** start **

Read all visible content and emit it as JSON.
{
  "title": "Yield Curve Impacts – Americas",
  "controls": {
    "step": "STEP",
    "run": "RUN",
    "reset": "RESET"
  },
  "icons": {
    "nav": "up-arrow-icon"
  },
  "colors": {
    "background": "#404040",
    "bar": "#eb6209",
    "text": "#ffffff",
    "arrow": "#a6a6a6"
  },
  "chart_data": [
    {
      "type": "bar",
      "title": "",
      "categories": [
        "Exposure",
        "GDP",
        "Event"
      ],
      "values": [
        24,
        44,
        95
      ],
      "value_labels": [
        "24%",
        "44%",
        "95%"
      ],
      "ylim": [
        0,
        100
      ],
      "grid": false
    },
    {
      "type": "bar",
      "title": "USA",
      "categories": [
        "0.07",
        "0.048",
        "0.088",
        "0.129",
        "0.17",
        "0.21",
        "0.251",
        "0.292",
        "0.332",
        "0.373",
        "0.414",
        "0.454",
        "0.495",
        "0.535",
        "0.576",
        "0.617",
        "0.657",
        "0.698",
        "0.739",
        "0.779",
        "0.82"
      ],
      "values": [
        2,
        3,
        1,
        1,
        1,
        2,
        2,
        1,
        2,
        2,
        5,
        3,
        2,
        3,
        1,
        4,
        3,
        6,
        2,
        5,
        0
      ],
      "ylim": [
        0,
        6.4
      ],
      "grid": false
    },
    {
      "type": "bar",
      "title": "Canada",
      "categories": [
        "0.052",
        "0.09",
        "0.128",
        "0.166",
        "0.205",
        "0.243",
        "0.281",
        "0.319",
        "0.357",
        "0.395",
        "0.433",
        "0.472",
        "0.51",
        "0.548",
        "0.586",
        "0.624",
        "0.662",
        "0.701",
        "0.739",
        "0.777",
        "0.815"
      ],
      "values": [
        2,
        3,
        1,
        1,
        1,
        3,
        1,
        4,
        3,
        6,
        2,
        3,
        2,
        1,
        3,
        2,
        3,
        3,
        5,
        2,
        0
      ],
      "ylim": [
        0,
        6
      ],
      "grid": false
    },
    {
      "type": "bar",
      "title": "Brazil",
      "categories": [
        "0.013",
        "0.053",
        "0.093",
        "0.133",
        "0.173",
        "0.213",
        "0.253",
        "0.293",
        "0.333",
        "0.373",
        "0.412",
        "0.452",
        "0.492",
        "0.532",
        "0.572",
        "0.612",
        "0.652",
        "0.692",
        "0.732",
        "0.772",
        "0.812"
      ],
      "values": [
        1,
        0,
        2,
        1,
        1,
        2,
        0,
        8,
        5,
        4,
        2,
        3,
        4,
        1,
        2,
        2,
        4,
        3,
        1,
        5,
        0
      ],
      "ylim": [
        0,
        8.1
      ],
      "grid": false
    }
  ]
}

** end **

## EXERCISE:
Restate each record exactly as written.

## FINISHED TASK:
Read all visible content and emit it as JSON.
{
  "title": "Yield Curve Impacts – Americas",
  "controls": {
    "step": "STEP",
    "run": "RUN",
    "reset": "RESET"
  },
  "icons": {
    "nav": "up-arrow-icon"
  },
  "colors": {
    "background": "#404040",
    "bar": "#eb6209",
    "text": "#ffffff",
    "arrow": "#a6a6a6"
  },
  "chart_data": [
    {
      "type": "bar",
      "title": "",
      "categories": [
        "Exposure",
        "GDP",
        "Event"
      ],
      "values": [
        24,
        44,
        95
      ],
      "value_labels": [
        "24%",
        "44%",
        "95%"
      ],
      "ylim": [
        0,
        100
      ],
      "grid": false
    },
    {
      "type": "bar",
      "title": "USA",
      "categories": [
        "0.07",
        "0.048",
        "0.088",
        "0.129",
        "0.17",
        "0.21",
        "0.251",
        "0.292",
        "0.332",
        "0.373",
        "0.414",
        "0.454",
        "0.495",
        "0.535",
        "0.576",
        "0.617",
        "0.657",
        "0.698",
        "0.739",
        "0.779",
        "0.82"
      ],
      "values": [
        2,
        3,
        1,
        1,
        1,
        2,
        2,
        1,
        2,
        2,
        5,
        3,
        2,
        3,
        1,
        4,
        3,
        6,
        2,
        5,
        0
      ],
      "ylim": [
        0,
        6.4
      ],
      "grid": false
    },
    {
      "type": "bar",
      "title": "Canada",
      "categories": [
        "0.052",
        "0.09",
        "0.128",
        "0.166",
        "0.205",
        "0.243",
        "0.281",
        "0.319",
        "0.357",
        "0.395",
        "0.433",
        "0.472",
        "0.51",
        "0.548",
        "0.586",
        "0.624",
        "0.662",
        "0.701",
        "0.739",
        "0.777",
        "0.815"
      ],
      "values": [
        2,
        3,
        1,
        1,
        1,
        3,
        1,
        4,
        3,
        6,
        2,
        3,
        2,
        1,
        3,
        2,
        3,
        3,
        5,
        2,
        0
      ],
      "ylim": [
        0,
        6
      ],
      "grid": false
    },
    {
      "type": "bar",
      "title": "Brazil",
      "categories": [
        "0.013",
        "0.053",
        "0.093",
        "0.133",
        "0.173",
        "0.213",
        "0.253",
        "0.293",
        "0.333",
        "0.373",
        "0.412",
        "0.452",
        "0.492",
        "0.532",
        "0.572",
        "0.612",
        "0.652",
        "0.692",
        "0.732",
        "0.772",
        "0.812"
      ],
      "values": [
        1,
        0,
        2,
        1,
        1,
        2,
        0,
        8,
        5,
        4,
        2,
        3,
        4,
        1,
        2,
        2,
        4,
        3,
        1,
        5,
        0
      ],
      "ylim": [
        0,
        8.1
      ],
      "grid": false
    }
  ]
}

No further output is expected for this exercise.